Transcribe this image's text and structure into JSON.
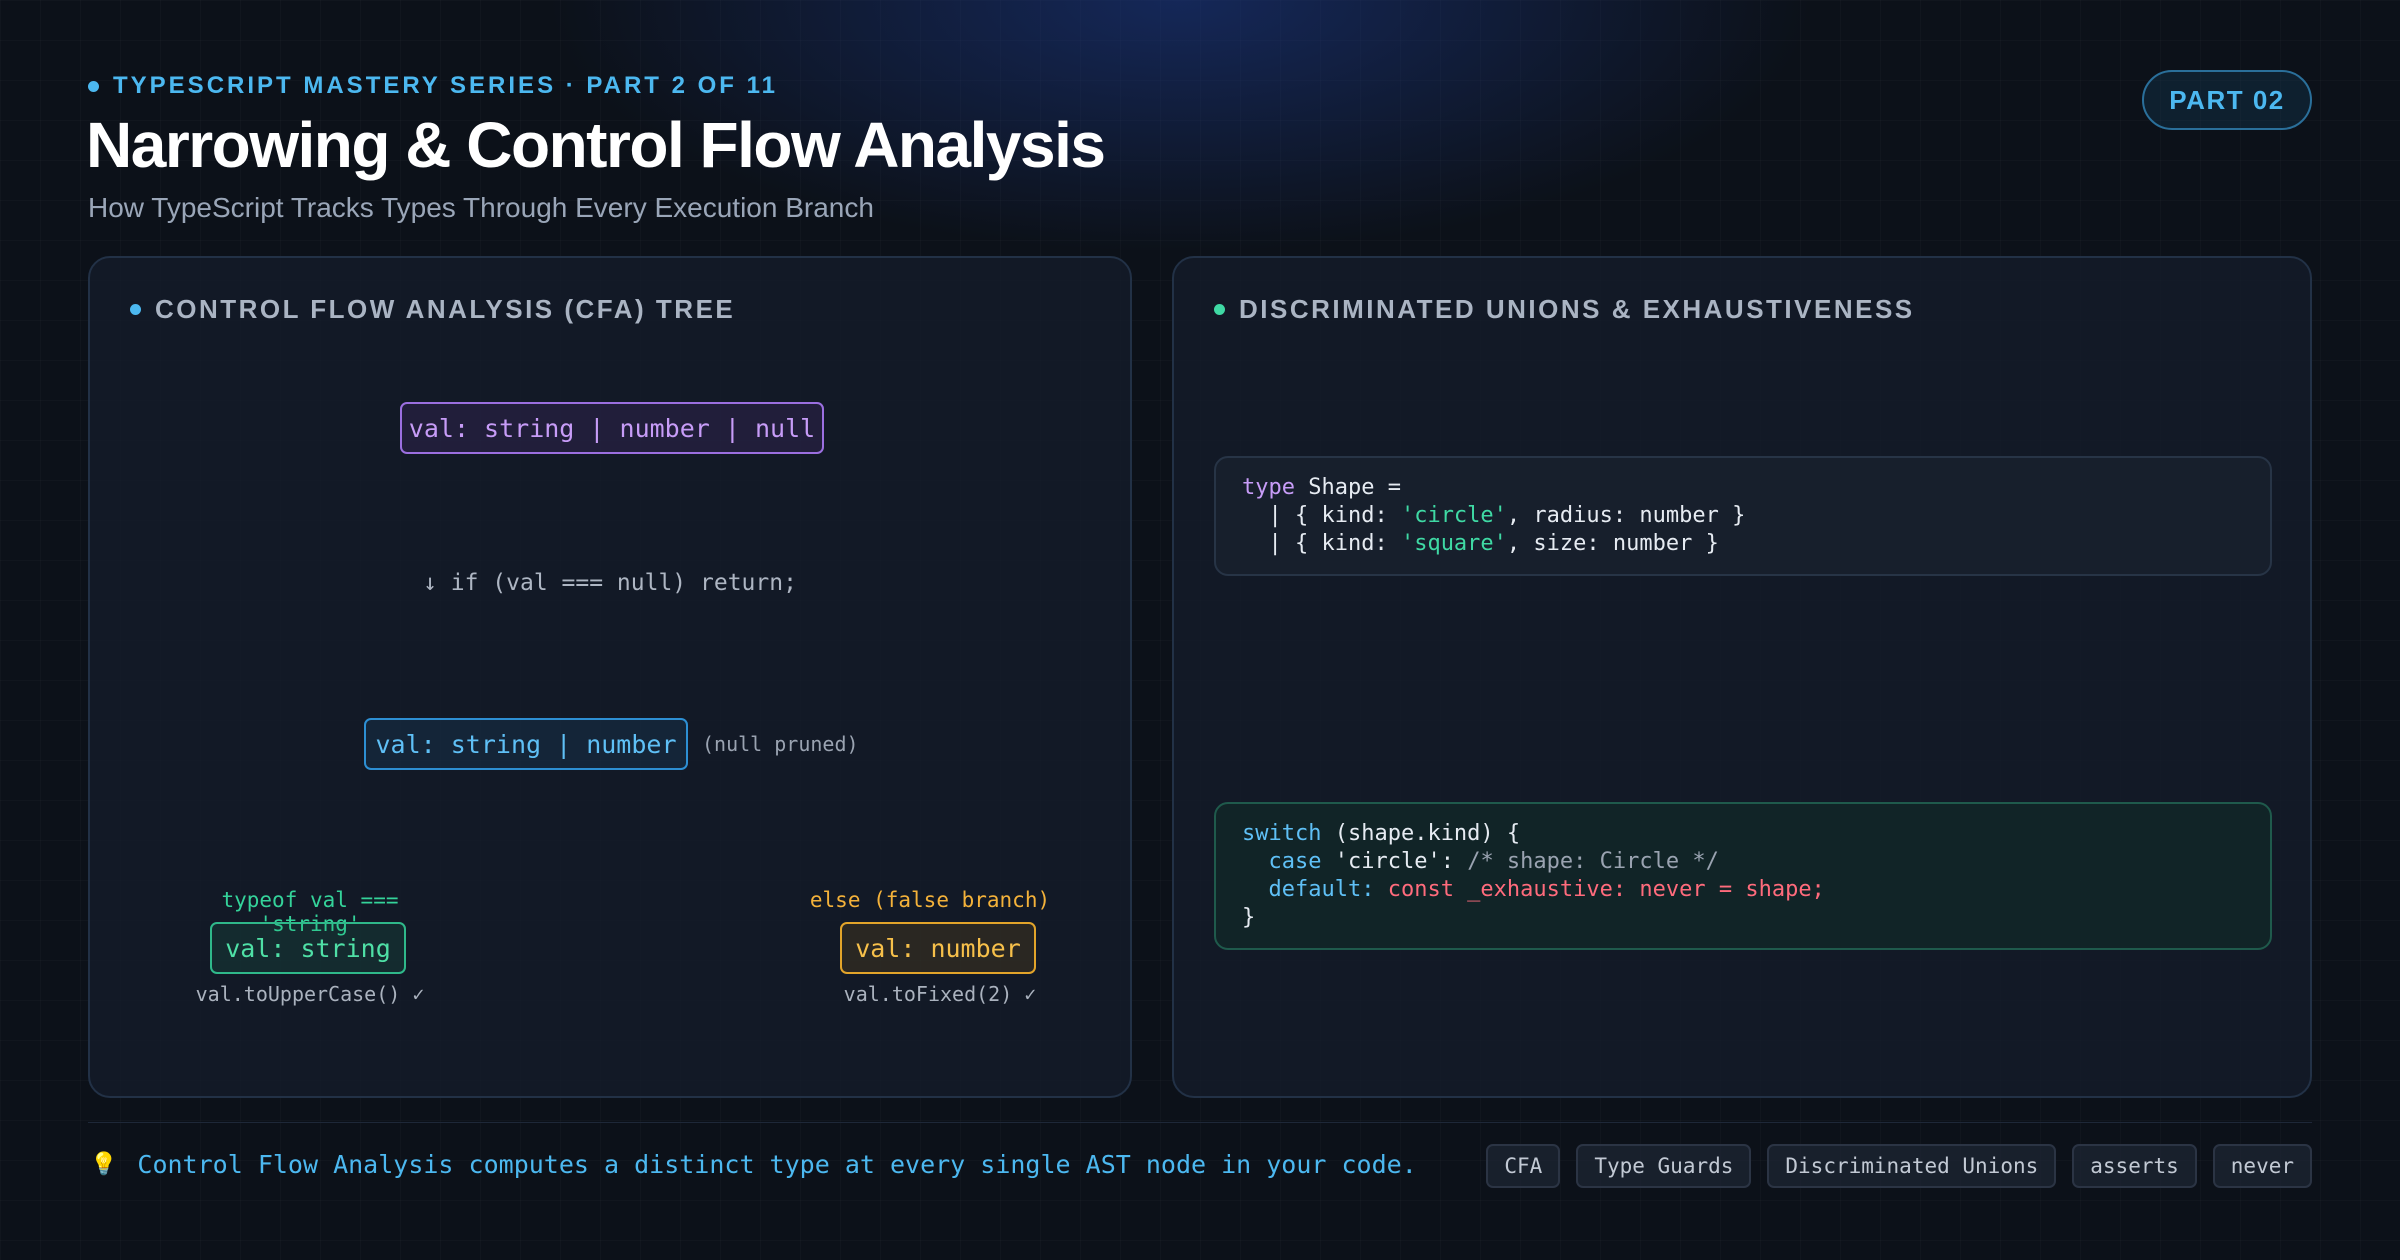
{
  "header": {
    "series": "TYPESCRIPT MASTERY SERIES · PART 2 OF 11",
    "title": "Narrowing & Control Flow Analysis",
    "subtitle": "How TypeScript Tracks Types Through Every Execution Branch",
    "part_badge": "PART 02"
  },
  "left_panel": {
    "heading": "CONTROL FLOW ANALYSIS (CFA) TREE",
    "root_node": "val: string | number | null",
    "if_statement": "↓ if (val === null) return;",
    "narrowed_node": "val: string | number",
    "pruned_note": "(null pruned)",
    "true_branch": {
      "condition": "typeof val === 'string'",
      "node": "val: string",
      "method": "val.toUpperCase() ✓"
    },
    "false_branch": {
      "condition": "else (false branch)",
      "node": "val: number",
      "method": "val.toFixed(2) ✓"
    }
  },
  "right_panel": {
    "heading": "DISCRIMINATED UNIONS & EXHAUSTIVENESS",
    "type_code": {
      "kw_type": "type",
      "line1_rest": " Shape =",
      "line2_pre": "  | { kind: ",
      "line2_str": "'circle'",
      "line2_post": ", radius: number }",
      "line3_pre": "  | { kind: ",
      "line3_str": "'square'",
      "line3_post": ", size: number }"
    },
    "switch_code": {
      "kw_switch": "switch",
      "line1_rest": " (shape.kind) {",
      "case_indent": "  ",
      "kw_case": "case",
      "case_str": " 'circle'",
      "case_colon": ":",
      "case_comment": " /* shape: Circle */",
      "default_indent": "  ",
      "kw_default": "default:",
      "default_rest": " const _exhaustive: never = shape;",
      "closing": "}"
    }
  },
  "footer": {
    "icon": "lightbulb-icon",
    "note": "Control Flow Analysis computes a distinct type at every single AST node in your code.",
    "tags": [
      "CFA",
      "Type Guards",
      "Discriminated Unions",
      "asserts",
      "never"
    ]
  },
  "colors": {
    "accent_blue": "#4cb8f0",
    "purple": "#c79cf7",
    "green": "#3fd9a4",
    "amber": "#f7c04a",
    "red": "#ff6b7c",
    "background": "#0c1119"
  }
}
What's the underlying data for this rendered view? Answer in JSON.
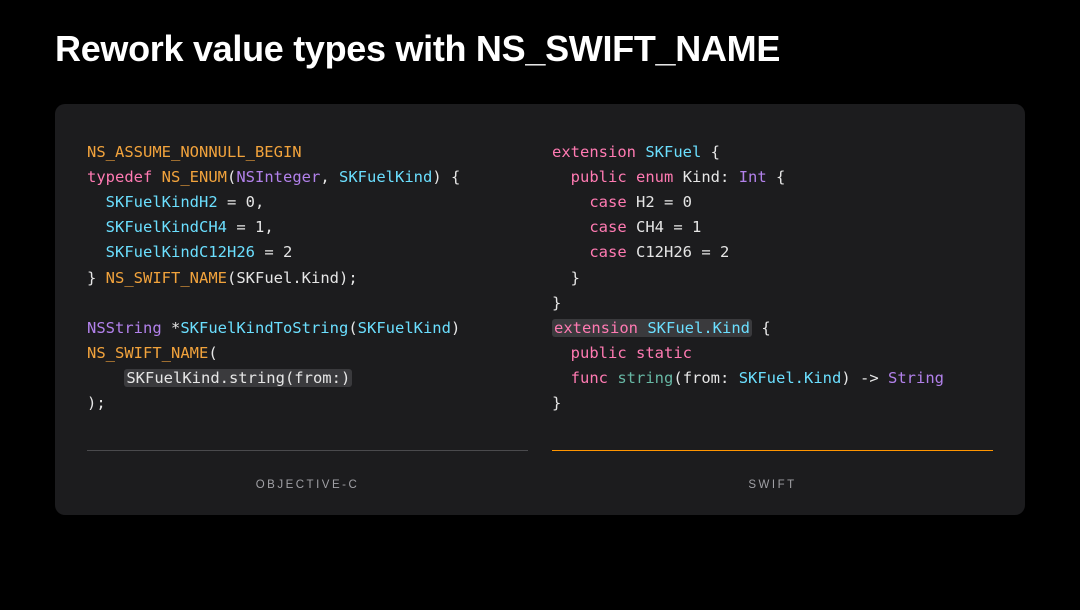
{
  "title": "Rework value types with NS_SWIFT_NAME",
  "left": {
    "label": "OBJECTIVE-C",
    "line1_macro": "NS_ASSUME_NONNULL_BEGIN",
    "line2_typedef": "typedef",
    "line2_nsenum": " NS_ENUM",
    "line2_open": "(",
    "line2_int": "NSInteger",
    "line2_comma": ", ",
    "line2_type": "SKFuelKind",
    "line2_close": ") {",
    "line3_indent": "  ",
    "line3_item": "SKFuelKindH2",
    "line3_eq": " = ",
    "line3_val": "0",
    "line3_comma": ",",
    "line4_indent": "  ",
    "line4_item": "SKFuelKindCH4",
    "line4_eq": " = ",
    "line4_val": "1",
    "line4_comma": ",",
    "line5_indent": "  ",
    "line5_item": "SKFuelKindC12H26",
    "line5_eq": " = ",
    "line5_val": "2",
    "line6_brace": "} ",
    "line6_swiftname": "NS_SWIFT_NAME",
    "line6_args": "(SKFuel.Kind);",
    "line8_nsstring": "NSString",
    "line8_star": " *",
    "line8_fn": "SKFuelKindToString",
    "line8_open": "(",
    "line8_param": "SKFuelKind",
    "line8_close": ")",
    "line9_swiftname": "NS_SWIFT_NAME",
    "line9_open": "(",
    "line10_indent": "    ",
    "line10_hl": "SKFuelKind.string(from:)",
    "line11_close": ");"
  },
  "right": {
    "label": "SWIFT",
    "line1_ext": "extension",
    "line1_sp": " ",
    "line1_type": "SKFuel",
    "line1_brace": " {",
    "line2_indent": "  ",
    "line2_public": "public",
    "line2_sp1": " ",
    "line2_enum": "enum",
    "line2_sp2": " ",
    "line2_kind": "Kind",
    "line2_colon": ": ",
    "line2_int": "Int",
    "line2_brace": " {",
    "line3_indent": "    ",
    "line3_case": "case",
    "line3_sp": " ",
    "line3_name": "H2",
    "line3_eq": " = ",
    "line3_val": "0",
    "line4_indent": "    ",
    "line4_case": "case",
    "line4_sp": " ",
    "line4_name": "CH4",
    "line4_eq": " = ",
    "line4_val": "1",
    "line5_indent": "    ",
    "line5_case": "case",
    "line5_sp": " ",
    "line5_name": "C12H26",
    "line5_eq": " = ",
    "line5_val": "2",
    "line6_indent": "  ",
    "line6_brace": "}",
    "line7_brace": "}",
    "line8_hl_ext": "extension",
    "line8_hl_sp": " ",
    "line8_hl_type": "SKFuel.Kind",
    "line8_brace": " {",
    "line9_indent": "  ",
    "line9_public": "public",
    "line9_sp": " ",
    "line9_static": "static",
    "line10_indent": "  ",
    "line10_func": "func",
    "line10_sp": " ",
    "line10_name": "string",
    "line10_open": "(",
    "line10_from": "from",
    "line10_colon": ": ",
    "line10_param": "SKFuel.Kind",
    "line10_close": ") -> ",
    "line10_ret": "String",
    "line11_brace": "}"
  }
}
■ ■ ■ ■ ■
Locate each line with the word "condition" and copy it.

      "condition": "typeof val === 'string'",
      "condition": "else (false branch)",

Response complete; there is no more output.